[start]

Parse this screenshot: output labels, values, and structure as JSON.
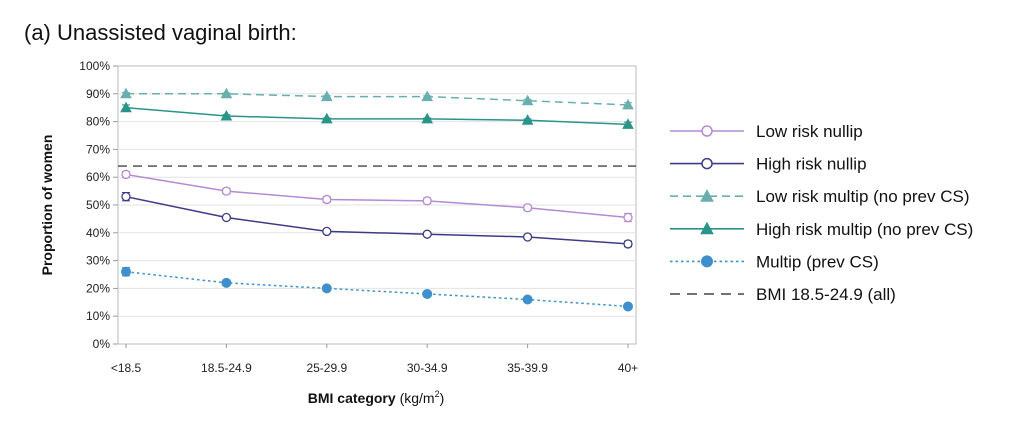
{
  "chart_data": {
    "type": "line",
    "title": "(a)  Unassisted vaginal birth:",
    "xlabel": "BMI category",
    "xlabel_unit": "(kg/m",
    "xlabel_unit_sup": "2",
    "xlabel_unit_close": ")",
    "ylabel": "Proportion of women",
    "categories": [
      "<18.5",
      "18.5-24.9",
      "25-29.9",
      "30-34.9",
      "35-39.9",
      "40+"
    ],
    "y_ticks": [
      "0%",
      "10%",
      "20%",
      "30%",
      "40%",
      "50%",
      "60%",
      "70%",
      "80%",
      "90%",
      "100%"
    ],
    "ylim": [
      0,
      100
    ],
    "grid": true,
    "legend_position": "right",
    "series": [
      {
        "name": "Low risk nullip",
        "values": [
          61,
          55,
          52,
          51.5,
          49,
          45.5
        ],
        "err": [
          1,
          1,
          1,
          1,
          1,
          1.5
        ],
        "color": "#b48ad4",
        "marker": "circle-open",
        "dash": false
      },
      {
        "name": "High risk nullip",
        "values": [
          53,
          45.5,
          40.5,
          39.5,
          38.5,
          36
        ],
        "err": [
          1.5,
          0.5,
          0.5,
          0.5,
          0.5,
          1
        ],
        "color": "#3c3c86",
        "marker": "circle-open",
        "dash": false
      },
      {
        "name": "Low risk multip (no prev CS)",
        "values": [
          90,
          90,
          89,
          89,
          87.5,
          86
        ],
        "err": [
          0.5,
          0.3,
          0.3,
          0.3,
          0.5,
          0.8
        ],
        "color": "#6aaeae",
        "marker": "triangle",
        "dash": true
      },
      {
        "name": "High risk multip (no prev CS)",
        "values": [
          85,
          82,
          81,
          81,
          80.5,
          79
        ],
        "err": [
          1,
          0.5,
          0.3,
          0.3,
          0.5,
          0.8
        ],
        "color": "#2a9488",
        "marker": "triangle",
        "dash": false
      },
      {
        "name": "Multip (prev CS)",
        "values": [
          26,
          22,
          20,
          18,
          16,
          13.5
        ],
        "err": [
          1.5,
          0.5,
          0.3,
          0.3,
          0.5,
          0.8
        ],
        "color": "#3f8fcc",
        "marker": "circle-filled",
        "dash": "dot"
      }
    ],
    "reference_lines": [
      {
        "name": "BMI 18.5-24.9 (all)",
        "value": 64,
        "color": "#444444"
      }
    ]
  }
}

[end]

§ Short task
Report how many lines of the preceding records include "color". Output the number only.

§ Response to this task
6